§ GIVEN PASSAGE
----
Re: [OMPI devel] Rationale behind memcpy chunk size (in smsc/xpmem)

2022-08-04 Thread Giorgos Katevainis via devel
Hi,
thanks for the reply,

This all sounds logical. My current leading theory is also that it has to do 
with the memcpy
implementation, in conjunction with all the other factors (arch, cpu & its 
details, copy size, etc).

I tested on additional/different architectures, and there the pattern was 
reversed, with the non-
chunked memcpy doing better (in large sizes). Furthermore, I also observed the 
pattern changing on
some systems going from the point-to-point tests to ones with collectives.

So it looks like, as expected, that there's probably not much of a 
concrete/single answer, and it
depends on a bunch of different things and their combination, with maybe not a 
single best solution
for all scenarios. To further quench my curiosity, I might experiment with 
different/custom/specific
memory copy implementations, and with different compilers (e.g. icc).

George

PS. Yes, XPMEM lazily maps the pages at page fault, the first time the 
attachment is touched (during
the benchmark's warm-up run(s)). After this is done, it shouldn't be a factor.

On Wed, 2022-08-03 at 13:30 +, Jeff Squyres (jsquyres) wrote:
> Sorry for the delay in replies -- it's summer / vacation season, and I think 
> we (as a community)
> are a little behind in answering some of these emails.  :-(
> 
> It's hard to say for any given machine, but a bunch of different hardware 
> factors can come into
> play, such as:
> 
> - L1, L2, L3 cache sizes
> - Cache contention
> - Memory controller connectivity and locality
> 
> I.e., exactly which hardware resources are the memcpy()'s in question using, 
> and how do they
> interact with each other?  How much overhead is produced, and/or how much 
> contention ensues when
> multiple requests are in flight simultaneously?  For example, it may be 
> counter-intuitive, but
> sometimes injecting a small amount of delay in a software pipeline can allow 
> hardware resources to
> not become overwhelmed, and therefore the overall execution becomes more 
> efficient, and therefore
> consume less wall-clock execution time.  Hence, doing 2 x 1MB memcpy()'s (to 
> effect a 2MB
> MPI_send) may actually be overall more efficient, even though the individual 
> parts of the
> transaction are less efficient.  This is a complete guess, and may have 
> nothing to do with your
> system, but it's one of many possibilities.
----
§ WRITTEN INSTRUCTION
Resume the mailing-list thread about memcpy chunk size in XPMEM, starting after its last sentence.

§ DATA EXTRACT
----
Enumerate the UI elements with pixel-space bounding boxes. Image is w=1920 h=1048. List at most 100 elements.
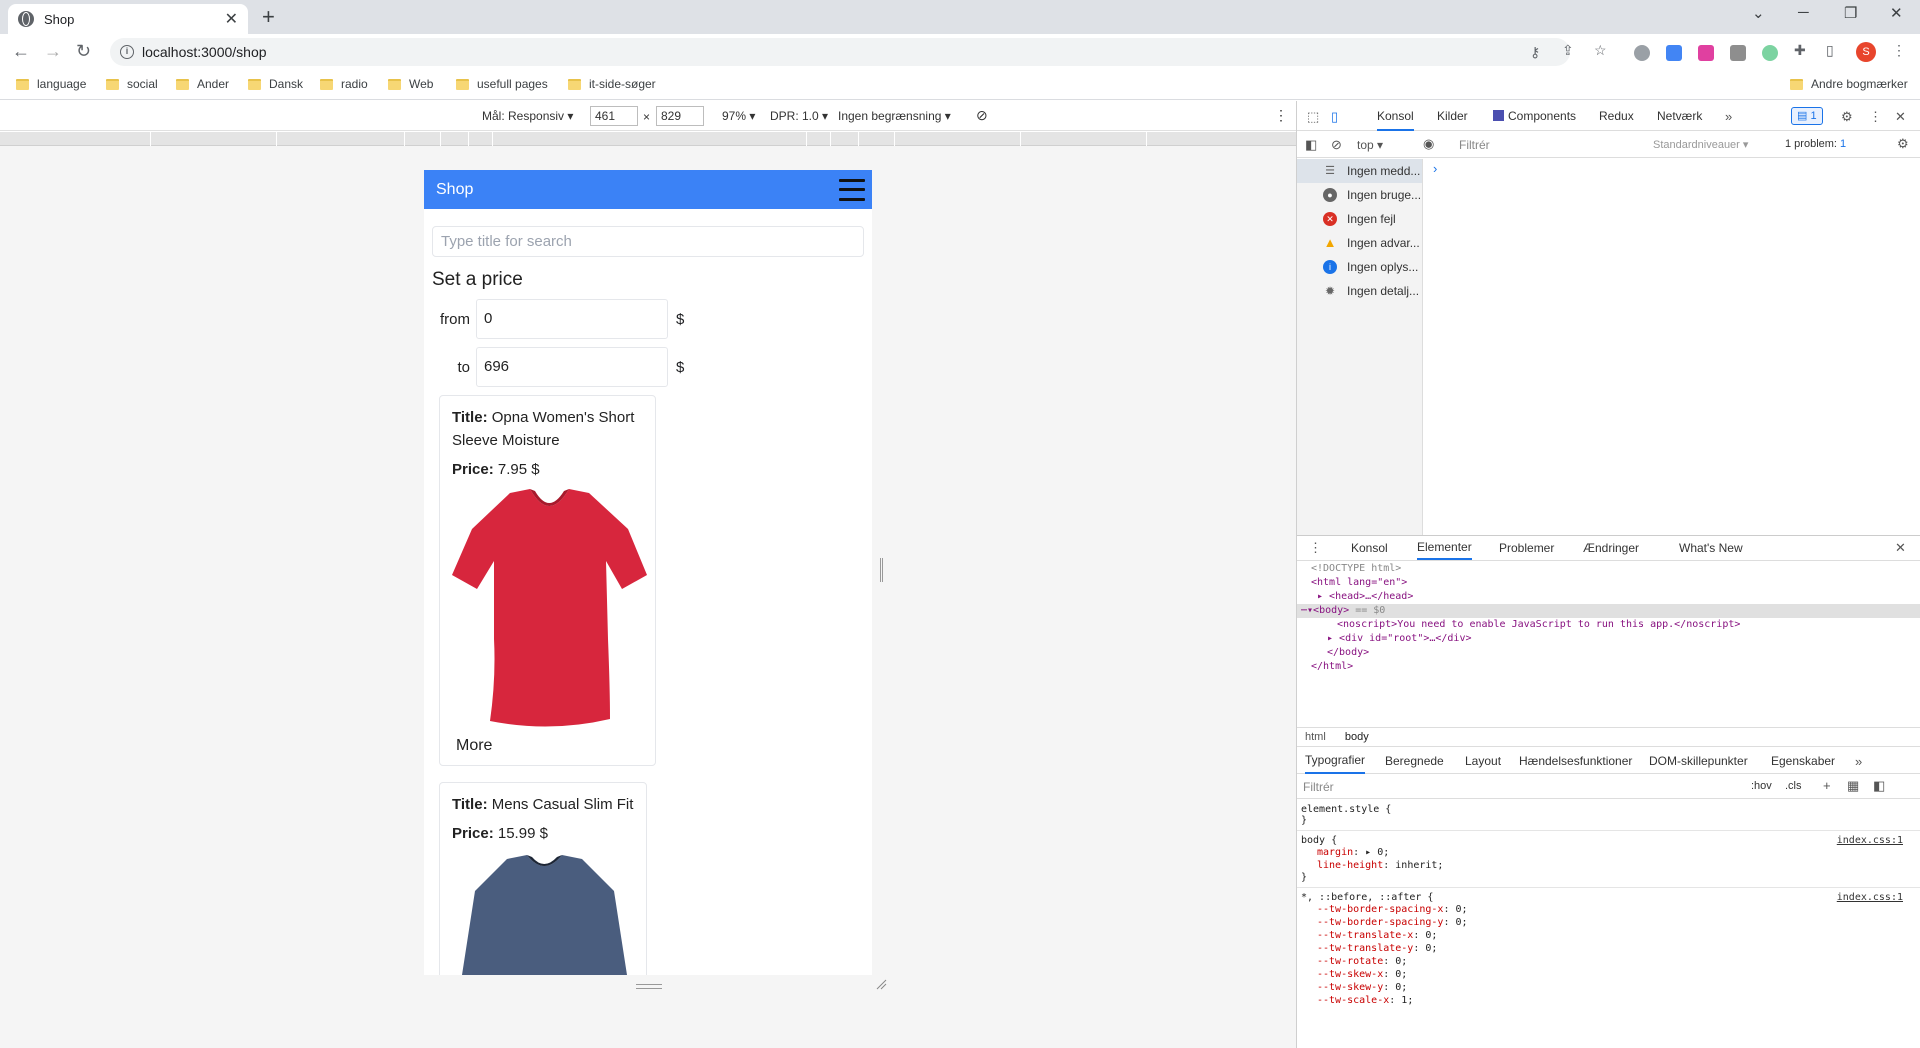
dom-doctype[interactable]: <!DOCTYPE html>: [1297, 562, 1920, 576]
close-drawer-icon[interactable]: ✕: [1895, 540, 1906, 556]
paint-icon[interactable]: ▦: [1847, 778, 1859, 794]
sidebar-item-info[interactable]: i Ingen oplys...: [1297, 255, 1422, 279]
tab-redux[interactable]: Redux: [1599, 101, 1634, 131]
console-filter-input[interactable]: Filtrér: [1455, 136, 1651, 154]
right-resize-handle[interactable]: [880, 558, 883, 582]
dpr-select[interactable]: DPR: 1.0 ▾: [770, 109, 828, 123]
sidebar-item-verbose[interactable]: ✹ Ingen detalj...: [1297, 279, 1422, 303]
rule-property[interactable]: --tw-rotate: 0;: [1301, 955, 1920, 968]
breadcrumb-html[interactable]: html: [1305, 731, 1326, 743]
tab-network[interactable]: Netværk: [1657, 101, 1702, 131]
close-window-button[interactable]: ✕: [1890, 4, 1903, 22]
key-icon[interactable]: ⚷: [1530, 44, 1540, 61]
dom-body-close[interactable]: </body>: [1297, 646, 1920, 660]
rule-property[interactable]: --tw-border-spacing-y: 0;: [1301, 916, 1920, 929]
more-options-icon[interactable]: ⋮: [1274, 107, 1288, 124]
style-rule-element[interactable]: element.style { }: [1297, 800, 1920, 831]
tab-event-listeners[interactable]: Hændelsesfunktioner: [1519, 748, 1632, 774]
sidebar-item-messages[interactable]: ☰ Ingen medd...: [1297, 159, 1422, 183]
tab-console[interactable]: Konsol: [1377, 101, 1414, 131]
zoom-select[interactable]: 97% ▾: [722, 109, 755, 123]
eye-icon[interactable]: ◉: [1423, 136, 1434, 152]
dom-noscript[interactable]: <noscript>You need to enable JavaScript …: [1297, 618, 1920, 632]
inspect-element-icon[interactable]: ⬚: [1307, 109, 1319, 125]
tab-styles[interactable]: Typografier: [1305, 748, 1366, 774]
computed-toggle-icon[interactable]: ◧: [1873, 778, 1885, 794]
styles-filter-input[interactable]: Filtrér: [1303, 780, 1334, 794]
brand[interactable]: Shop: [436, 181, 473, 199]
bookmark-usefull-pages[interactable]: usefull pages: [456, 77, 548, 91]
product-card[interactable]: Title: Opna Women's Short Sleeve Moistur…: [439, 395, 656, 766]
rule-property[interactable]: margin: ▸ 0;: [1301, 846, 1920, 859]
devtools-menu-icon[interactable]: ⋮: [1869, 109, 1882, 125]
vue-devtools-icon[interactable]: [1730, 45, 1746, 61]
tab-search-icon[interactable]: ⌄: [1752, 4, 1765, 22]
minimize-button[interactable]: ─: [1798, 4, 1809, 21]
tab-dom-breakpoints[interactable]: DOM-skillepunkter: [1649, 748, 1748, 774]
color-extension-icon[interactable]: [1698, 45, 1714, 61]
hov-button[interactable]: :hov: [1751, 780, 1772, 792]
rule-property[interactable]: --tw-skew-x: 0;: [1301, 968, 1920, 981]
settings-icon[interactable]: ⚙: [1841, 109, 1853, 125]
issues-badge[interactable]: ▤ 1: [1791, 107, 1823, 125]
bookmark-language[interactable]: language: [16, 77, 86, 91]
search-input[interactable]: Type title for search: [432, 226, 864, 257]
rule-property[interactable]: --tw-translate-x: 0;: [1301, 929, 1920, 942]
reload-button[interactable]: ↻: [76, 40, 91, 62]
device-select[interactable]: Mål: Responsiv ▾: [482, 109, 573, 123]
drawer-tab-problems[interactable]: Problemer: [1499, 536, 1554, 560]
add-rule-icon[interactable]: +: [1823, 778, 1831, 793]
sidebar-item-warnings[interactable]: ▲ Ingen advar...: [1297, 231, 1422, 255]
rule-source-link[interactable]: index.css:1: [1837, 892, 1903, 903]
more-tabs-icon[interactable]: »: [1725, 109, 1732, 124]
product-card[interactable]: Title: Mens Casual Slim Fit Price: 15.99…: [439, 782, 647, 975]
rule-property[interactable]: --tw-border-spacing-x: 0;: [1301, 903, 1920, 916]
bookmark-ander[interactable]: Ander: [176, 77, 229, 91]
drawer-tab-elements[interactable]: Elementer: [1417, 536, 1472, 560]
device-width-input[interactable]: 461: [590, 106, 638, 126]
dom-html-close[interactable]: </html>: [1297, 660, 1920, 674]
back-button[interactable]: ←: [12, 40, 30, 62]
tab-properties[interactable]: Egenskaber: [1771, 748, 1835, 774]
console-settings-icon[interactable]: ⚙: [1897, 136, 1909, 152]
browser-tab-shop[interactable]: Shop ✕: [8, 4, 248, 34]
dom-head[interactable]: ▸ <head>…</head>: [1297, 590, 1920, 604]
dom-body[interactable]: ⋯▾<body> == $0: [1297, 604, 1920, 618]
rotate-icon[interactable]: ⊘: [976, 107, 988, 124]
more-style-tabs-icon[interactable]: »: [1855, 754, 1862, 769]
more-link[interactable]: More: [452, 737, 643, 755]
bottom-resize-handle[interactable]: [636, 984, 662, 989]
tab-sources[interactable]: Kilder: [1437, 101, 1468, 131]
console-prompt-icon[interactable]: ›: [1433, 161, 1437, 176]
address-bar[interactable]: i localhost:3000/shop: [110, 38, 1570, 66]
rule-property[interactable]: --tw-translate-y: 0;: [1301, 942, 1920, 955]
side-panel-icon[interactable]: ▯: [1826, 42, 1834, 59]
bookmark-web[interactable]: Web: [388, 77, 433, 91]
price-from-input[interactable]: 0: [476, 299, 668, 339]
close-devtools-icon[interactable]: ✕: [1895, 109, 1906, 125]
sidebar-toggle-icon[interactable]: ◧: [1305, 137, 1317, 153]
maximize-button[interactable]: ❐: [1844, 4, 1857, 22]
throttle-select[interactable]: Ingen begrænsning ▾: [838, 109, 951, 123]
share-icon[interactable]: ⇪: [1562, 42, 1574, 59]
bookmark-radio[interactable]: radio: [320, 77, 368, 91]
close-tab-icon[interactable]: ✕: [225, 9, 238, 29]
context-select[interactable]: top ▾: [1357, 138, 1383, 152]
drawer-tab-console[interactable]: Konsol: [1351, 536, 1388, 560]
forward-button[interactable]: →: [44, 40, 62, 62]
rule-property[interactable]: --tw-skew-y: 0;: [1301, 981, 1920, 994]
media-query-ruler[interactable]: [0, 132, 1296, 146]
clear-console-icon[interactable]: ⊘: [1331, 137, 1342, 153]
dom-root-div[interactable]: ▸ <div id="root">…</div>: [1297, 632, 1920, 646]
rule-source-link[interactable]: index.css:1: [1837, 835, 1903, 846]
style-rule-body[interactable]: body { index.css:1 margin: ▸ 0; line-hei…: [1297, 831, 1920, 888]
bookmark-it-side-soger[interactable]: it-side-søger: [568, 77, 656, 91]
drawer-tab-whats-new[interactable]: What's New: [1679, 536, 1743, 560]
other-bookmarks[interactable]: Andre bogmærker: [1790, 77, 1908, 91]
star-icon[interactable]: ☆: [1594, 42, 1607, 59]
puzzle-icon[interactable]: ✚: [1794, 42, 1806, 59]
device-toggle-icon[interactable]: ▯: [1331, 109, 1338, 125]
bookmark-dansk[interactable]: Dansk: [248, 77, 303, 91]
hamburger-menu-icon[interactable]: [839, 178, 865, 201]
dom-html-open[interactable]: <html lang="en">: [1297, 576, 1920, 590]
----
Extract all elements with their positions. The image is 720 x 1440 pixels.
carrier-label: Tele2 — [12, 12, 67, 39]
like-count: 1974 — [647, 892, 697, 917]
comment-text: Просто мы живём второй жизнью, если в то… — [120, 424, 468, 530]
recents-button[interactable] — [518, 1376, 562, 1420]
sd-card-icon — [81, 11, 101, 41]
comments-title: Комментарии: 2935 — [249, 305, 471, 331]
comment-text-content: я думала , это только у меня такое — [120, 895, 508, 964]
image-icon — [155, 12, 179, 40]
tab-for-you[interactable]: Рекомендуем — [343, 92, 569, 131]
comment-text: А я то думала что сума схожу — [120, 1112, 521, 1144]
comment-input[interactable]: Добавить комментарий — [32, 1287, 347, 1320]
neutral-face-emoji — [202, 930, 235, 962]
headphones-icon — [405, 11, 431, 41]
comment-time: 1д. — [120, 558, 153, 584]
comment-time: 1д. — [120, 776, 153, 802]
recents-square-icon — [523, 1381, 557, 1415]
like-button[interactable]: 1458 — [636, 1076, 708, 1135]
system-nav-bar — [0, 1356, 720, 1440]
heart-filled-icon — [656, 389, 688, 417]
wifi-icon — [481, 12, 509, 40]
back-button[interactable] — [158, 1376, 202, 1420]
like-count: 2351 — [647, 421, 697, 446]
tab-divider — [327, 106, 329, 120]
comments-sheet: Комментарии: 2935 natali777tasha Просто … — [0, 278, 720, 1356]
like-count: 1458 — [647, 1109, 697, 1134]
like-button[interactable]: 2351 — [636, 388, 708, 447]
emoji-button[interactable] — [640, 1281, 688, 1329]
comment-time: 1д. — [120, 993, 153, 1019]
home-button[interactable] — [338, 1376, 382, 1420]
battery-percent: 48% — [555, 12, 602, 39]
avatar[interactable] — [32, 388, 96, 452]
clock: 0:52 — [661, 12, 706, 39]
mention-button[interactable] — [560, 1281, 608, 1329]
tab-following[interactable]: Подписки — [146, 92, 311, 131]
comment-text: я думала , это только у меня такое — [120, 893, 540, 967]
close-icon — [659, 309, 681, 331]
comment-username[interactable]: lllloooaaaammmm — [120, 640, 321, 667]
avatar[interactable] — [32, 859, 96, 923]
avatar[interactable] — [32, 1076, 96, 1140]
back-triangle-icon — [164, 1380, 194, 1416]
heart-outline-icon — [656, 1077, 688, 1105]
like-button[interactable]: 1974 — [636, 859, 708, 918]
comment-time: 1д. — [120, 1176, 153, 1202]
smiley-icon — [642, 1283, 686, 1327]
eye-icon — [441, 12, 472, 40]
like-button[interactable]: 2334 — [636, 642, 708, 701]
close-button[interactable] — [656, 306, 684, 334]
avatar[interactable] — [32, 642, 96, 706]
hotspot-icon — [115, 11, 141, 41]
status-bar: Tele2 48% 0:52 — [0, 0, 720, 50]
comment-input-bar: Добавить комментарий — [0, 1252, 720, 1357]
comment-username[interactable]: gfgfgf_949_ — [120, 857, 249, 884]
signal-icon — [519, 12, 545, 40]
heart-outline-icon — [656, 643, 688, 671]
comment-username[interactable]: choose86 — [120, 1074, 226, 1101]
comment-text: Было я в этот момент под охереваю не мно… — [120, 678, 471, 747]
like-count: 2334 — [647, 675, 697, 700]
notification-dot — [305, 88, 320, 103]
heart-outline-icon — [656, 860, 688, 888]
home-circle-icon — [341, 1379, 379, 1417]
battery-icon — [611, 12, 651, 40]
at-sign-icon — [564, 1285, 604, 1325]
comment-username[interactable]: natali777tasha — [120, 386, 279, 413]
----
§ EXPECTED ANSWER
> 
> Another possible factor: the specific memcpy() implementation is highly 
> relevant.  It's been a few
> years since I've paid close attention to memcpy(), but at one time, there was 
> significant
> variation in the quality of memcpy() implementations between different 
> compilers and/or versions
> of libc.  I don't know if this is still a factor, or whether memcpy() is 
> pretty well optimized in
> most situations these days.  Additionally, alignment can be an issue 
> (although for message sizes
> of 2MB, I'm guessing your buffer is page-aligned, and this probably isn't an 
> issue).
> 
> All that being said, I'm not intimately familiar with the internals of XPMEM, 
> so I don't know what
> userspace/kernel space mechanisms will come into play for mapping the shared 
> memory (e.g., is it
> lazily mapping the shared memory?).
> 
> Also, you're probably doing this already, but these kinds of things are worth 
> mentioning: make
> sure your performance benchmarks are testing the right things: do warmup 
> transfers, make sure
> you're not swapping, make sure all the processes and memory are pinned 
> properly, make sure you're
> on an otherwise-quiet machine, ... etc.  All the Usual Benchmarking Things.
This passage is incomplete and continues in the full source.